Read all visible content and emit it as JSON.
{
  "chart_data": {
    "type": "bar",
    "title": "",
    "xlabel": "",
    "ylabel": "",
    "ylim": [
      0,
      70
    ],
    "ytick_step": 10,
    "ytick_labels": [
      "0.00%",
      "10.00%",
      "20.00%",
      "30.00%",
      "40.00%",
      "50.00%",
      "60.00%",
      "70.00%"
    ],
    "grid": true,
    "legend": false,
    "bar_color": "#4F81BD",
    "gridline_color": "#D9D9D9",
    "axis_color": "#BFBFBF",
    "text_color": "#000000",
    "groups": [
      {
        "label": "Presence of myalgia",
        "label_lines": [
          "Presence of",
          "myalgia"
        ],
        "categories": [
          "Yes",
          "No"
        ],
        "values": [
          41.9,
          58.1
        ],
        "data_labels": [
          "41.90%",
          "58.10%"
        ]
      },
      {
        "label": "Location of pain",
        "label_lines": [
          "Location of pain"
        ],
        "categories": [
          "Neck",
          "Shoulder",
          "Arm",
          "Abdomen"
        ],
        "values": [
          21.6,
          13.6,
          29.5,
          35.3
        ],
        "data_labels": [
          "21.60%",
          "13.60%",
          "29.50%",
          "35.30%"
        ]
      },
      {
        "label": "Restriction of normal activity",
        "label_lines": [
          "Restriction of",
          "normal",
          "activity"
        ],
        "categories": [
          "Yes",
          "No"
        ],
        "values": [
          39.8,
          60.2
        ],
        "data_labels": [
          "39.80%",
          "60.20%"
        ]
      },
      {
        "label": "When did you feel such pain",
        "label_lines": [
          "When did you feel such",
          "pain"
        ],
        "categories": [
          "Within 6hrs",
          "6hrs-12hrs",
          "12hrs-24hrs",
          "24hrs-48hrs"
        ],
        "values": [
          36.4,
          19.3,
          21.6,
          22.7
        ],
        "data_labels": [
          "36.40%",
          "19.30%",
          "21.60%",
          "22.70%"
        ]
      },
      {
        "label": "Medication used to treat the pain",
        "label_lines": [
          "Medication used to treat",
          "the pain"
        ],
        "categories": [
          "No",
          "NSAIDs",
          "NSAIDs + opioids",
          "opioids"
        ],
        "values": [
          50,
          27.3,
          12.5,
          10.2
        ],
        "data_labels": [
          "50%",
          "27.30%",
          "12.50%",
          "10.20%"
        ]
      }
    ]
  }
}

====================

INSTRUCTIONS TO FOLLOW: Using the listing above, reproduce each line without omission.

ANSWER FOR THE TASK:
Read all visible content and emit it as JSON.
{
  "chart_data": {
    "type": "bar",
    "title": "",
    "xlabel": "",
    "ylabel": "",
    "ylim": [
      0,
      70
    ],
    "ytick_step": 10,
    "ytick_labels": [
      "0.00%",
      "10.00%",
      "20.00%",
      "30.00%",
      "40.00%",
      "50.00%",
      "60.00%",
      "70.00%"
    ],
    "grid": true,
    "legend": false,
    "bar_color": "#4F81BD",
    "gridline_color": "#D9D9D9",
    "axis_color": "#BFBFBF",
    "text_color": "#000000",
    "groups": [
      {
        "label": "Presence of myalgia",
        "label_lines": [
          "Presence of",
          "myalgia"
        ],
        "categories": [
          "Yes",
          "No"
        ],
        "values": [
          41.9,
          58.1
        ],
        "data_labels": [
          "41.90%",
          "58.10%"
        ]
      },
      {
        "label": "Location of pain",
        "label_lines": [
          "Location of pain"
        ],
        "categories": [
          "Neck",
          "Shoulder",
          "Arm",
          "Abdomen"
        ],
        "values": [
          21.6,
          13.6,
          29.5,
          35.3
        ],
        "data_labels": [
          "21.60%",
          "13.60%",
          "29.50%",
          "35.30%"
        ]
      },
      {
        "label": "Restriction of normal activity",
        "label_lines": [
          "Restriction of",
          "normal",
          "activity"
        ],
        "categories": [
          "Yes",
          "No"
        ],
        "values": [
          39.8,
          60.2
        ],
        "data_labels": [
          "39.80%",
          "60.20%"
        ]
      },
      {
        "label": "When did you feel such pain",
        "label_lines": [
          "When did you feel such",
          "pain"
        ],
        "categories": [
          "Within 6hrs",
          "6hrs-12hrs",
          "12hrs-24hrs",
          "24hrs-48hrs"
        ],
        "values": [
          36.4,
          19.3,
          21.6,
          22.7
        ],
        "data_labels": [
          "36.40%",
          "19.30%",
          "21.60%",
          "22.70%"
        ]
      },
      {
        "label": "Medication used to treat the pain",
        "label_lines": [
          "Medication used to treat",
          "the pain"
        ],
        "categories": [
          "No",
          "NSAIDs",
          "NSAIDs + opioids",
          "opioids"
        ],
        "values": [
          50,
          27.3,
          12.5,
          10.2
        ],
        "data_labels": [
          "50%",
          "27.30%",
          "12.50%",
          "10.20%"
        ]
      }
    ]
  }
}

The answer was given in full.